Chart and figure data
------------------------------------------------------------
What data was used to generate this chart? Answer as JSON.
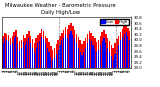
{
  "title": "Milwaukee Weather - Barometric Pressure",
  "subtitle": "Daily High/Low",
  "ylim": [
    29.0,
    30.8
  ],
  "yticks": [
    29.0,
    29.2,
    29.4,
    29.6,
    29.8,
    30.0,
    30.2,
    30.4,
    30.6,
    30.8
  ],
  "ytick_labels": [
    "29.0",
    "29.2",
    "29.4",
    "29.6",
    "29.8",
    "30.0",
    "30.2",
    "30.4",
    "30.6",
    "30.8"
  ],
  "background_color": "#ffffff",
  "bar_width": 0.4,
  "high_color": "#ff0000",
  "low_color": "#0000ff",
  "high_values": [
    30.15,
    30.25,
    30.22,
    30.18,
    30.05,
    30.12,
    30.28,
    30.35,
    30.1,
    29.95,
    30.0,
    30.18,
    30.08,
    30.22,
    30.3,
    30.15,
    30.02,
    29.88,
    30.05,
    30.18,
    30.25,
    30.4,
    30.3,
    30.15,
    30.05,
    29.92,
    29.78,
    29.65,
    29.72,
    29.85,
    30.0,
    30.12,
    30.25,
    30.35,
    30.45,
    30.38,
    30.52,
    30.6,
    30.48,
    30.35,
    30.22,
    30.1,
    29.98,
    29.85,
    29.95,
    30.08,
    30.2,
    30.32,
    30.25,
    30.15,
    30.05,
    29.92,
    30.0,
    30.15,
    30.28,
    30.35,
    30.2,
    30.08,
    29.95,
    29.82,
    29.7,
    29.88,
    30.02,
    30.15,
    30.28,
    30.38,
    30.48,
    30.55,
    30.42,
    30.3
  ],
  "low_values": [
    29.9,
    30.05,
    30.0,
    29.95,
    29.8,
    29.88,
    30.05,
    30.12,
    29.85,
    29.65,
    29.72,
    29.92,
    29.82,
    29.95,
    30.05,
    29.88,
    29.7,
    29.52,
    29.7,
    29.88,
    29.95,
    30.1,
    30.02,
    29.88,
    29.72,
    29.55,
    29.4,
    29.28,
    29.35,
    29.48,
    29.65,
    29.82,
    29.98,
    30.08,
    30.18,
    30.08,
    30.22,
    30.32,
    30.18,
    30.05,
    29.88,
    29.72,
    29.58,
    29.45,
    29.58,
    29.72,
    29.88,
    30.02,
    29.95,
    29.82,
    29.68,
    29.55,
    29.65,
    29.8,
    29.95,
    30.05,
    29.88,
    29.72,
    29.58,
    29.42,
    29.28,
    29.48,
    29.65,
    29.82,
    29.98,
    30.1,
    30.22,
    30.28,
    30.12,
    30.0
  ],
  "x_labels": [
    "1",
    "2",
    "3",
    "4",
    "5",
    "6",
    "7",
    "8",
    "9",
    "10",
    "11",
    "12",
    "13",
    "14",
    "15",
    "16",
    "17",
    "18",
    "19",
    "20",
    "21",
    "22",
    "23",
    "24",
    "25",
    "26",
    "27",
    "28",
    "29",
    "30",
    "31",
    "1",
    "2",
    "3",
    "4",
    "5",
    "6",
    "7",
    "8",
    "9",
    "10",
    "11",
    "12",
    "13",
    "14",
    "15",
    "16",
    "17",
    "18",
    "19",
    "20",
    "21",
    "22",
    "23",
    "24",
    "25",
    "26",
    "27",
    "28",
    "29",
    "30",
    "1",
    "2",
    "3",
    "4",
    "5",
    "6",
    "7",
    "8",
    "9"
  ],
  "dashed_line_indices": [
    30.5,
    61.5
  ],
  "title_fontsize": 3.8,
  "tick_fontsize": 2.8,
  "legend_fontsize": 3.0,
  "n_bars": 70
}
------------------------------------------------------------
STATED EXERCISE
Quote the full listing above word for word; exclude every picture from the copy.

ANSWER FOR THIS EXERCISE
What data was used to generate this chart? Answer as JSON.
{
  "title": "Milwaukee Weather - Barometric Pressure",
  "subtitle": "Daily High/Low",
  "ylim": [
    29.0,
    30.8
  ],
  "yticks": [
    29.0,
    29.2,
    29.4,
    29.6,
    29.8,
    30.0,
    30.2,
    30.4,
    30.6,
    30.8
  ],
  "ytick_labels": [
    "29.0",
    "29.2",
    "29.4",
    "29.6",
    "29.8",
    "30.0",
    "30.2",
    "30.4",
    "30.6",
    "30.8"
  ],
  "background_color": "#ffffff",
  "bar_width": 0.4,
  "high_color": "#ff0000",
  "low_color": "#0000ff",
  "high_values": [
    30.15,
    30.25,
    30.22,
    30.18,
    30.05,
    30.12,
    30.28,
    30.35,
    30.1,
    29.95,
    30.0,
    30.18,
    30.08,
    30.22,
    30.3,
    30.15,
    30.02,
    29.88,
    30.05,
    30.18,
    30.25,
    30.4,
    30.3,
    30.15,
    30.05,
    29.92,
    29.78,
    29.65,
    29.72,
    29.85,
    30.0,
    30.12,
    30.25,
    30.35,
    30.45,
    30.38,
    30.52,
    30.6,
    30.48,
    30.35,
    30.22,
    30.1,
    29.98,
    29.85,
    29.95,
    30.08,
    30.2,
    30.32,
    30.25,
    30.15,
    30.05,
    29.92,
    30.0,
    30.15,
    30.28,
    30.35,
    30.2,
    30.08,
    29.95,
    29.82,
    29.7,
    29.88,
    30.02,
    30.15,
    30.28,
    30.38,
    30.48,
    30.55,
    30.42,
    30.3
  ],
  "low_values": [
    29.9,
    30.05,
    30.0,
    29.95,
    29.8,
    29.88,
    30.05,
    30.12,
    29.85,
    29.65,
    29.72,
    29.92,
    29.82,
    29.95,
    30.05,
    29.88,
    29.7,
    29.52,
    29.7,
    29.88,
    29.95,
    30.1,
    30.02,
    29.88,
    29.72,
    29.55,
    29.4,
    29.28,
    29.35,
    29.48,
    29.65,
    29.82,
    29.98,
    30.08,
    30.18,
    30.08,
    30.22,
    30.32,
    30.18,
    30.05,
    29.88,
    29.72,
    29.58,
    29.45,
    29.58,
    29.72,
    29.88,
    30.02,
    29.95,
    29.82,
    29.68,
    29.55,
    29.65,
    29.8,
    29.95,
    30.05,
    29.88,
    29.72,
    29.58,
    29.42,
    29.28,
    29.48,
    29.65,
    29.82,
    29.98,
    30.1,
    30.22,
    30.28,
    30.12,
    30.0
  ],
  "x_labels": [
    "1",
    "2",
    "3",
    "4",
    "5",
    "6",
    "7",
    "8",
    "9",
    "10",
    "11",
    "12",
    "13",
    "14",
    "15",
    "16",
    "17",
    "18",
    "19",
    "20",
    "21",
    "22",
    "23",
    "24",
    "25",
    "26",
    "27",
    "28",
    "29",
    "30",
    "31",
    "1",
    "2",
    "3",
    "4",
    "5",
    "6",
    "7",
    "8",
    "9",
    "10",
    "11",
    "12",
    "13",
    "14",
    "15",
    "16",
    "17",
    "18",
    "19",
    "20",
    "21",
    "22",
    "23",
    "24",
    "25",
    "26",
    "27",
    "28",
    "29",
    "30",
    "1",
    "2",
    "3",
    "4",
    "5",
    "6",
    "7",
    "8",
    "9"
  ],
  "dashed_line_indices": [
    30.5,
    61.5
  ],
  "title_fontsize": 3.8,
  "tick_fontsize": 2.8,
  "legend_fontsize": 3.0,
  "n_bars": 70
}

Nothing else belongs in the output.